AIM
Extract the complete data exactly as given.

EXTRACTED ENTRIES
* START *
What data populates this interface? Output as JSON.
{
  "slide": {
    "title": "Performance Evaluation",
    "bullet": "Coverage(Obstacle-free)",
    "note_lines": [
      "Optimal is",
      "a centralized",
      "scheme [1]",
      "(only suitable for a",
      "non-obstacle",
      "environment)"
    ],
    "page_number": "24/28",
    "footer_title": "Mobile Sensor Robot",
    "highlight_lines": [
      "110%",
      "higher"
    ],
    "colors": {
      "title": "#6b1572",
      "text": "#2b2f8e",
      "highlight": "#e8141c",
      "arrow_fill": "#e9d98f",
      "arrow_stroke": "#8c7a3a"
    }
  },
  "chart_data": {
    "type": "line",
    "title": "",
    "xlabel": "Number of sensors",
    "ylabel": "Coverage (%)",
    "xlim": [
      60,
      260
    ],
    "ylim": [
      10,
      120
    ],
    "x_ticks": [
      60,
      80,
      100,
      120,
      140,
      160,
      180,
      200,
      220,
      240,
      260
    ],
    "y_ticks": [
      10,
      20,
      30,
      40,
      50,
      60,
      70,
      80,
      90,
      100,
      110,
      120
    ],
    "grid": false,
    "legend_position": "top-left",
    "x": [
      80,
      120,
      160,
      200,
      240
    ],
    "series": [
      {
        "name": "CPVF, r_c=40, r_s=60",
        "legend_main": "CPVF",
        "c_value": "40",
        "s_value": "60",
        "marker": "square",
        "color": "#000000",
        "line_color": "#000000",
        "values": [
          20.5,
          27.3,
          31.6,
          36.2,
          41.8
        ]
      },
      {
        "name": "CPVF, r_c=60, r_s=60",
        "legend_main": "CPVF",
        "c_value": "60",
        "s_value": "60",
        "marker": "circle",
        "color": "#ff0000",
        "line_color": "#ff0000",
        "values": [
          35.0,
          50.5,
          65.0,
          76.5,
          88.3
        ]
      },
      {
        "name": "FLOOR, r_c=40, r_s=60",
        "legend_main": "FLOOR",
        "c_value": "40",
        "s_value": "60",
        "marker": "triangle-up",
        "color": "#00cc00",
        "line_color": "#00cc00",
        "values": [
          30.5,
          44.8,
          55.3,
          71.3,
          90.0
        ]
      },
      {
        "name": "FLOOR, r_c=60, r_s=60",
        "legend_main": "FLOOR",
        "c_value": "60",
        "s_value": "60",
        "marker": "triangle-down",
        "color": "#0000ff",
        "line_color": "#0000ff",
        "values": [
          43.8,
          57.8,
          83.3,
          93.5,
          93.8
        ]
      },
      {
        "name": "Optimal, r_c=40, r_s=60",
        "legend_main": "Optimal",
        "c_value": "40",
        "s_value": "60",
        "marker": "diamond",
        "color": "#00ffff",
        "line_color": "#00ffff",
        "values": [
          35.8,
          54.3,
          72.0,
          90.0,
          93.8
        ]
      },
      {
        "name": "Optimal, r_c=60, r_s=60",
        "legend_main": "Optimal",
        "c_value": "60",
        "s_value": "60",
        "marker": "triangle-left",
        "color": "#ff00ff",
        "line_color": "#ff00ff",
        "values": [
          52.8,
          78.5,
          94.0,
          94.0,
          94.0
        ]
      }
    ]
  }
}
* END *
REPLY TO THE EXERCISE
What data populates this interface? Output as JSON.
{
  "slide": {
    "title": "Performance Evaluation",
    "bullet": "Coverage(Obstacle-free)",
    "note_lines": [
      "Optimal is",
      "a centralized",
      "scheme [1]",
      "(only suitable for a",
      "non-obstacle",
      "environment)"
    ],
    "page_number": "24/28",
    "footer_title": "Mobile Sensor Robot",
    "highlight_lines": [
      "110%",
      "higher"
    ],
    "colors": {
      "title": "#6b1572",
      "text": "#2b2f8e",
      "highlight": "#e8141c",
      "arrow_fill": "#e9d98f",
      "arrow_stroke": "#8c7a3a"
    }
  },
  "chart_data": {
    "type": "line",
    "title": "",
    "xlabel": "Number of sensors",
    "ylabel": "Coverage (%)",
    "xlim": [
      60,
      260
    ],
    "ylim": [
      10,
      120
    ],
    "x_ticks": [
      60,
      80,
      100,
      120,
      140,
      160,
      180,
      200,
      220,
      240,
      260
    ],
    "y_ticks": [
      10,
      20,
      30,
      40,
      50,
      60,
      70,
      80,
      90,
      100,
      110,
      120
    ],
    "grid": false,
    "legend_position": "top-left",
    "x": [
      80,
      120,
      160,
      200,
      240
    ],
    "series": [
      {
        "name": "CPVF, r_c=40, r_s=60",
        "legend_main": "CPVF",
        "c_value": "40",
        "s_value": "60",
        "marker": "square",
        "color": "#000000",
        "line_color": "#000000",
        "values": [
          20.5,
          27.3,
          31.6,
          36.2,
          41.8
        ]
      },
      {
        "name": "CPVF, r_c=60, r_s=60",
        "legend_main": "CPVF",
        "c_value": "60",
        "s_value": "60",
        "marker": "circle",
        "color": "#ff0000",
        "line_color": "#ff0000",
        "values": [
          35.0,
          50.5,
          65.0,
          76.5,
          88.3
        ]
      },
      {
        "name": "FLOOR, r_c=40, r_s=60",
        "legend_main": "FLOOR",
        "c_value": "40",
        "s_value": "60",
        "marker": "triangle-up",
        "color": "#00cc00",
        "line_color": "#00cc00",
        "values": [
          30.5,
          44.8,
          55.3,
          71.3,
          90.0
        ]
      },
      {
        "name": "FLOOR, r_c=60, r_s=60",
        "legend_main": "FLOOR",
        "c_value": "60",
        "s_value": "60",
        "marker": "triangle-down",
        "color": "#0000ff",
        "line_color": "#0000ff",
        "values": [
          43.8,
          57.8,
          83.3,
          93.5,
          93.8
        ]
      },
      {
        "name": "Optimal, r_c=40, r_s=60",
        "legend_main": "Optimal",
        "c_value": "40",
        "s_value": "60",
        "marker": "diamond",
        "color": "#00ffff",
        "line_color": "#00ffff",
        "values": [
          35.8,
          54.3,
          72.0,
          90.0,
          93.8
        ]
      },
      {
        "name": "Optimal, r_c=60, r_s=60",
        "legend_main": "Optimal",
        "c_value": "60",
        "s_value": "60",
        "marker": "triangle-left",
        "color": "#ff00ff",
        "line_color": "#ff00ff",
        "values": [
          52.8,
          78.5,
          94.0,
          94.0,
          94.0
        ]
      }
    ]
  }
}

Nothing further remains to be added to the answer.